Each line that contains the word "this" counts once; give the total for the records below and nothing else.

start TASK INPUTS

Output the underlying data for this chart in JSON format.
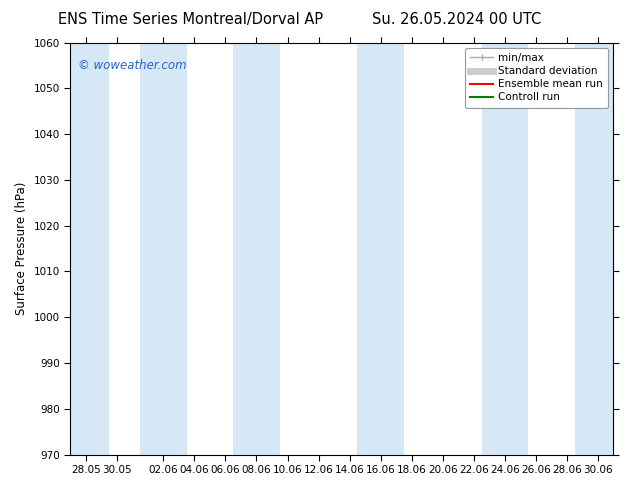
{
  "title_left": "ENS Time Series Montreal/Dorval AP",
  "title_right": "Su. 26.05.2024 00 UTC",
  "ylabel": "Surface Pressure (hPa)",
  "ylim": [
    970,
    1060
  ],
  "yticks": [
    970,
    980,
    990,
    1000,
    1010,
    1020,
    1030,
    1040,
    1050,
    1060
  ],
  "xtick_labels": [
    "28.05",
    "30.05",
    "02.06",
    "04.06",
    "06.06",
    "08.06",
    "10.06",
    "12.06",
    "14.06",
    "16.06",
    "18.06",
    "20.06",
    "22.06",
    "24.06",
    "26.06",
    "28.06",
    "30.06"
  ],
  "watermark": "© woweather.com",
  "watermark_color": "#2266cc",
  "background_color": "#ffffff",
  "plot_bg_color": "#ffffff",
  "band_color": "#d6e8f5",
  "legend_entries": [
    {
      "label": "min/max",
      "color": "#aaaaaa",
      "lw": 1
    },
    {
      "label": "Standard deviation",
      "color": "#cccccc",
      "lw": 5
    },
    {
      "label": "Ensemble mean run",
      "color": "#ff0000",
      "lw": 1.5
    },
    {
      "label": "Controll run",
      "color": "#008000",
      "lw": 1.5
    }
  ],
  "title_fontsize": 10.5,
  "tick_fontsize": 7.5,
  "ylabel_fontsize": 8.5,
  "legend_fontsize": 7.5,
  "watermark_fontsize": 8.5
}
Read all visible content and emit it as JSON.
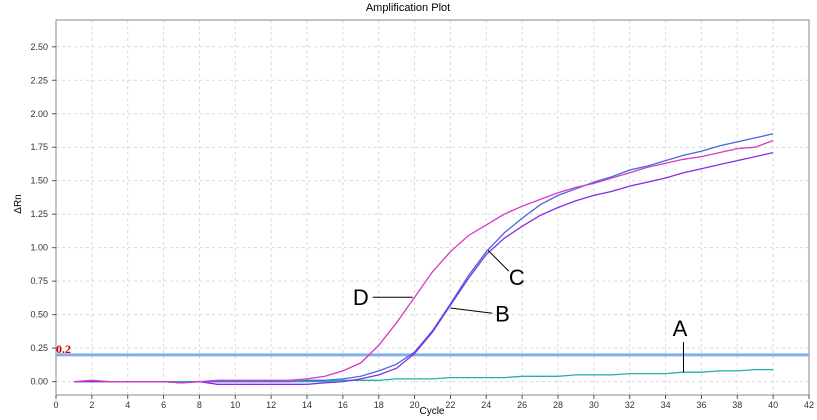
{
  "chart_data": {
    "type": "line",
    "title": "Amplification Plot",
    "xlabel": "Cycle",
    "ylabel": "ΔRn",
    "xlim": [
      0,
      42
    ],
    "ylim": [
      -0.1,
      2.7
    ],
    "xticks": [
      0,
      2,
      4,
      6,
      8,
      10,
      12,
      14,
      16,
      18,
      20,
      22,
      24,
      26,
      28,
      30,
      32,
      34,
      36,
      38,
      40,
      42
    ],
    "yticks": [
      0.0,
      0.25,
      0.5,
      0.75,
      1.0,
      1.25,
      1.5,
      1.75,
      2.0,
      2.25,
      2.5
    ],
    "ytick_labels": [
      "0.00",
      "0.25",
      "0.50",
      "0.75",
      "1.00",
      "1.25",
      "1.50",
      "1.75",
      "2.00",
      "2.25",
      "2.50"
    ],
    "grid": true,
    "threshold": {
      "value": 0.2,
      "label": "0.2",
      "color": "#7fb2ea",
      "label_color": "#cc0000"
    },
    "x": [
      1,
      2,
      3,
      4,
      5,
      6,
      7,
      8,
      9,
      10,
      11,
      12,
      13,
      14,
      15,
      16,
      17,
      18,
      19,
      20,
      21,
      22,
      23,
      24,
      25,
      26,
      27,
      28,
      29,
      30,
      31,
      32,
      33,
      34,
      35,
      36,
      37,
      38,
      39,
      40
    ],
    "series": [
      {
        "color": "#20b2aa",
        "values": [
          0.0,
          0.0,
          0.0,
          0.0,
          0.0,
          0.0,
          0.0,
          0.0,
          0.0,
          0.0,
          0.0,
          0.0,
          0.0,
          0.0,
          0.0,
          0.01,
          0.01,
          0.01,
          0.02,
          0.02,
          0.02,
          0.03,
          0.03,
          0.03,
          0.03,
          0.04,
          0.04,
          0.04,
          0.05,
          0.05,
          0.05,
          0.06,
          0.06,
          0.06,
          0.07,
          0.07,
          0.08,
          0.08,
          0.09,
          0.09
        ]
      },
      {
        "color": "#4169e1",
        "values": [
          0.0,
          0.0,
          0.0,
          0.0,
          0.0,
          0.0,
          -0.01,
          0.0,
          0.0,
          0.0,
          0.0,
          0.0,
          0.0,
          0.01,
          0.01,
          0.02,
          0.04,
          0.08,
          0.13,
          0.22,
          0.38,
          0.58,
          0.79,
          0.97,
          1.11,
          1.22,
          1.32,
          1.39,
          1.44,
          1.49,
          1.53,
          1.58,
          1.61,
          1.65,
          1.69,
          1.72,
          1.76,
          1.79,
          1.82,
          1.85
        ]
      },
      {
        "color": "#8a2be2",
        "values": [
          0.0,
          0.0,
          0.0,
          0.0,
          0.0,
          0.0,
          -0.01,
          0.0,
          -0.02,
          -0.02,
          -0.02,
          -0.02,
          -0.02,
          -0.02,
          -0.01,
          0.0,
          0.02,
          0.05,
          0.1,
          0.21,
          0.37,
          0.57,
          0.77,
          0.95,
          1.07,
          1.16,
          1.24,
          1.3,
          1.35,
          1.39,
          1.42,
          1.46,
          1.49,
          1.52,
          1.56,
          1.59,
          1.62,
          1.65,
          1.68,
          1.71
        ]
      },
      {
        "color": "#d63abf",
        "values": [
          0.0,
          0.01,
          0.0,
          0.0,
          0.0,
          0.0,
          -0.01,
          0.0,
          0.01,
          0.01,
          0.01,
          0.01,
          0.01,
          0.02,
          0.04,
          0.08,
          0.14,
          0.27,
          0.44,
          0.63,
          0.82,
          0.97,
          1.09,
          1.17,
          1.25,
          1.31,
          1.36,
          1.41,
          1.45,
          1.48,
          1.52,
          1.56,
          1.6,
          1.63,
          1.66,
          1.68,
          1.71,
          1.74,
          1.75,
          1.8
        ]
      }
    ],
    "annotations": [
      {
        "label": "A",
        "x": 35.0,
        "y": 0.07,
        "text_x": 34.8,
        "text_y": 0.4
      },
      {
        "label": "B",
        "x": 22.0,
        "y": 0.55,
        "text_x": 24.9,
        "text_y": 0.51
      },
      {
        "label": "C",
        "x": 24.1,
        "y": 0.98,
        "text_x": 25.7,
        "text_y": 0.78
      },
      {
        "label": "D",
        "x": 19.9,
        "y": 0.63,
        "text_x": 17.0,
        "text_y": 0.63
      }
    ]
  }
}
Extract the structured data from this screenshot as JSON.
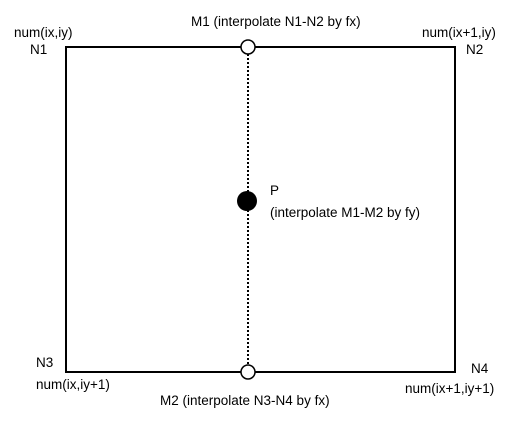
{
  "diagram": {
    "corners": {
      "n1": {
        "name": "N1",
        "num": "num(ix,iy)"
      },
      "n2": {
        "name": "N2",
        "num": "num(ix+1,iy)"
      },
      "n3": {
        "name": "N3",
        "num": "num(ix,iy+1)"
      },
      "n4": {
        "name": "N4",
        "num": "num(ix+1,iy+1)"
      }
    },
    "m1": {
      "label": "M1 (interpolate N1-N2 by fx)"
    },
    "m2": {
      "label": "M2 (interpolate N3-N4 by fx)"
    },
    "p": {
      "name": "P",
      "label": "(interpolate M1-M2 by fy)"
    },
    "colors": {
      "line": "#000000",
      "fill": "#ffffff"
    }
  }
}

end TASK INPUTS

WORKED SOLUTION —
2